— Start —

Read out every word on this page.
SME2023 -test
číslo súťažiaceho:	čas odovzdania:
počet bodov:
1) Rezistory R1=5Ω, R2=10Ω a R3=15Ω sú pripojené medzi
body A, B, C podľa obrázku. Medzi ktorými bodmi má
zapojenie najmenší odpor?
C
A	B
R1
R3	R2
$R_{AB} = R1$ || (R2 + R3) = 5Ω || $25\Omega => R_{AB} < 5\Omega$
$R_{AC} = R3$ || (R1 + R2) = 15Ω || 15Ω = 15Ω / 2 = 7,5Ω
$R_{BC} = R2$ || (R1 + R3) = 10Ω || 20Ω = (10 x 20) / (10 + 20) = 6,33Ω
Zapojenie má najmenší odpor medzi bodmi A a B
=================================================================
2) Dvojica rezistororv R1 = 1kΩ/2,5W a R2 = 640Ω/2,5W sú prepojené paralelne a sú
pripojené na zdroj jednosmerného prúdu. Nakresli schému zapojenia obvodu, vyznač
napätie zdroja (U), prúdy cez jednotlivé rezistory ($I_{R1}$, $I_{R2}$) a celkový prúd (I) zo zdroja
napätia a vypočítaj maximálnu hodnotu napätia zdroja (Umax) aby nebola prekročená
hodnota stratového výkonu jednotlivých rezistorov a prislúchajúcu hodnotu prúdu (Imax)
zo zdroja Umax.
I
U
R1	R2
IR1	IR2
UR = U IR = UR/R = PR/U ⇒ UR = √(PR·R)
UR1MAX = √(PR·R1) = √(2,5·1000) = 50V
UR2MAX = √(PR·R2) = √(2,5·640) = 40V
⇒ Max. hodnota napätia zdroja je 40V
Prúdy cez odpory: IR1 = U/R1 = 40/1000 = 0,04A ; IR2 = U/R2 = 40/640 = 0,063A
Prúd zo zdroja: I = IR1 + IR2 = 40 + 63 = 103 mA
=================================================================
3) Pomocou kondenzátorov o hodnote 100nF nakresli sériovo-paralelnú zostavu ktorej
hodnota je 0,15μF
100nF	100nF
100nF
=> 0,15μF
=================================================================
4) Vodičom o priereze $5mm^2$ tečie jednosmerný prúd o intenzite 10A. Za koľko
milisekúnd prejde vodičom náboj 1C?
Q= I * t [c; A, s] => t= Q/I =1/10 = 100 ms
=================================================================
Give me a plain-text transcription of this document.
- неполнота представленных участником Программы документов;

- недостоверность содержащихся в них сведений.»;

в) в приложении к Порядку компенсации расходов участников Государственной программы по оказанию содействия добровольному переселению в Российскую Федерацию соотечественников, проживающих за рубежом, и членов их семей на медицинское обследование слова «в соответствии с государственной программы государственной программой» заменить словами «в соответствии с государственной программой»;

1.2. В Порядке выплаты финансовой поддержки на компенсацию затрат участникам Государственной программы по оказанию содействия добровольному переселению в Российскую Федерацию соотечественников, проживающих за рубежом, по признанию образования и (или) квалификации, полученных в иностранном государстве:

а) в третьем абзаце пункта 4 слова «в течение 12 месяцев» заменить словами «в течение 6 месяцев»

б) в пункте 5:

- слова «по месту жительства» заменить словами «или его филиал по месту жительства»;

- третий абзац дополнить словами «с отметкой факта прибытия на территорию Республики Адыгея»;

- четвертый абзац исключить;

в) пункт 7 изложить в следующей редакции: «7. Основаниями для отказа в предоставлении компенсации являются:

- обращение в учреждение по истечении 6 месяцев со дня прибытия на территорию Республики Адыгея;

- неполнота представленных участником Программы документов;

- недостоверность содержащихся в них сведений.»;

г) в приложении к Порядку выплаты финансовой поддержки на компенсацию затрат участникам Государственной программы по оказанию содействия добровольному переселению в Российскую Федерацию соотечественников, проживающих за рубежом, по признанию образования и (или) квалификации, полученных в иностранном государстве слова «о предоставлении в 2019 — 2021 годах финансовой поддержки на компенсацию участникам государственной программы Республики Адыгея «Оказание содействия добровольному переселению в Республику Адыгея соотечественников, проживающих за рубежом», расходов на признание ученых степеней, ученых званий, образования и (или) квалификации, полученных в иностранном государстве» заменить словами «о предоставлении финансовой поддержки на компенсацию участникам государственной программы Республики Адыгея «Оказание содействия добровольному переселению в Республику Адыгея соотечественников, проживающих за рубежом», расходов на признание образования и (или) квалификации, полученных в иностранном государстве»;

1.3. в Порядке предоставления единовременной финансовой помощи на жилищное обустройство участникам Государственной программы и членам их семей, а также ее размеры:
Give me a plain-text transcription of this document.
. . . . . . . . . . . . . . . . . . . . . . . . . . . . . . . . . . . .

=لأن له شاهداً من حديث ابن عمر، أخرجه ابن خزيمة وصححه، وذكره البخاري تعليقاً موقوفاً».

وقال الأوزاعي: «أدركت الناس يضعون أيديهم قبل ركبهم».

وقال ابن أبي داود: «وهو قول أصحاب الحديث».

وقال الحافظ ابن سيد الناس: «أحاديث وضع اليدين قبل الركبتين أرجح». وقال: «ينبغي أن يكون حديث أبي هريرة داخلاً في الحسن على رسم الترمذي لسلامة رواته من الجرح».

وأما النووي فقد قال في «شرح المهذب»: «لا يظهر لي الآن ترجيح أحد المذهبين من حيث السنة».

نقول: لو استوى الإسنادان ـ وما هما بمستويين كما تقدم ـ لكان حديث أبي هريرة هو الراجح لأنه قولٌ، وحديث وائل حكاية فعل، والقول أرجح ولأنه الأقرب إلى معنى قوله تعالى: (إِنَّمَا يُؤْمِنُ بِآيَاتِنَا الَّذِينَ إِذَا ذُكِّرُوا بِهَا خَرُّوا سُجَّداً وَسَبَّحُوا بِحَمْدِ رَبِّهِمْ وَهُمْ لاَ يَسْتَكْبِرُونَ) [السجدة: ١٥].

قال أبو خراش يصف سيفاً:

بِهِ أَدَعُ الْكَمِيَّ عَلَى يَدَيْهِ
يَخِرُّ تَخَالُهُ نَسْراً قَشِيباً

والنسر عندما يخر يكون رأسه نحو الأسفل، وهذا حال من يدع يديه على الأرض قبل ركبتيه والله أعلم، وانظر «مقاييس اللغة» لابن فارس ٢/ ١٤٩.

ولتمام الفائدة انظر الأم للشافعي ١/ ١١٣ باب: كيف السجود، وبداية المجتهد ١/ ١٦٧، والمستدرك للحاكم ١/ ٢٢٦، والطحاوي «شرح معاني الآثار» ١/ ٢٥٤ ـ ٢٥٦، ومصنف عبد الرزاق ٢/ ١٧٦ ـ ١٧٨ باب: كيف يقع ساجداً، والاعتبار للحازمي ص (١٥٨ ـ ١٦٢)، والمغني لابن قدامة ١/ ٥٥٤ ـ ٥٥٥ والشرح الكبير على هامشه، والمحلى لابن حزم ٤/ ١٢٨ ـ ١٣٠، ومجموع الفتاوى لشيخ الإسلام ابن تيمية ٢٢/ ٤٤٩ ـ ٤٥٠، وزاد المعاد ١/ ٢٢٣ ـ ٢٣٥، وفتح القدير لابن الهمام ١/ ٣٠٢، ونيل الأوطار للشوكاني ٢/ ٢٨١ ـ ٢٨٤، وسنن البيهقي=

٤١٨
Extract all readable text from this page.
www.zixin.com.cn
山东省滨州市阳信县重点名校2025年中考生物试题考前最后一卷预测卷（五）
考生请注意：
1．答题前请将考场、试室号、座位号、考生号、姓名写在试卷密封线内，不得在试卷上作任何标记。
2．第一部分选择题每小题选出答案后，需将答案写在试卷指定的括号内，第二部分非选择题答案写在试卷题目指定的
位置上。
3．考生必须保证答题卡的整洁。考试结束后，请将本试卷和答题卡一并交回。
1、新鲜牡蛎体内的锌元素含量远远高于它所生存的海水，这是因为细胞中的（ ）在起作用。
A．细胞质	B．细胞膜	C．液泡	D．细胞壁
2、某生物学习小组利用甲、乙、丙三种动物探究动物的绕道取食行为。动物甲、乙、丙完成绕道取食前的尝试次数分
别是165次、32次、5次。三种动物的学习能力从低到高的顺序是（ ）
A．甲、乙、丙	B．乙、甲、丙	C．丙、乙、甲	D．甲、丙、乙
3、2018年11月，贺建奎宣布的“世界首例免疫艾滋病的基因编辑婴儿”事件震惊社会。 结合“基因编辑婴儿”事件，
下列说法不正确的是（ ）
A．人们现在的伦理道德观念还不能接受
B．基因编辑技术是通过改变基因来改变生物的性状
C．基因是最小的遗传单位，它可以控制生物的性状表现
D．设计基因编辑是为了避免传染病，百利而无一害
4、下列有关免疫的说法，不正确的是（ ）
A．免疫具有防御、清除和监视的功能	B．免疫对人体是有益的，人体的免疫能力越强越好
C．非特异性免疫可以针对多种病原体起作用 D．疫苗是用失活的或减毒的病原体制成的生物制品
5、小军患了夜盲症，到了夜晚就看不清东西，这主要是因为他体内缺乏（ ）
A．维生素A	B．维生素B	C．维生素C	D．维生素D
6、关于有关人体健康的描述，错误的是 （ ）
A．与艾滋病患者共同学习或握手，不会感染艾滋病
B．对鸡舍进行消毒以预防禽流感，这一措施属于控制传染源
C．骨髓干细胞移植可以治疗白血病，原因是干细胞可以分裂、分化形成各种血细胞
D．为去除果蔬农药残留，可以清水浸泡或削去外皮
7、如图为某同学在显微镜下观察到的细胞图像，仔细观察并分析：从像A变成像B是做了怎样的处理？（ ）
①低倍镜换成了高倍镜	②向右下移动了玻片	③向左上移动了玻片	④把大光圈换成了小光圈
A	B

— End —

### Written exercise
Locate the lines above that contain "pripojené" and copy them.

### Result
1) Rezistory R1=5Ω, R2=10Ω a R3=15Ω sú pripojené medzi
pripojené na zdroj jednosmerného prúdu. Nakresli schému zapojenia obvodu, vyznač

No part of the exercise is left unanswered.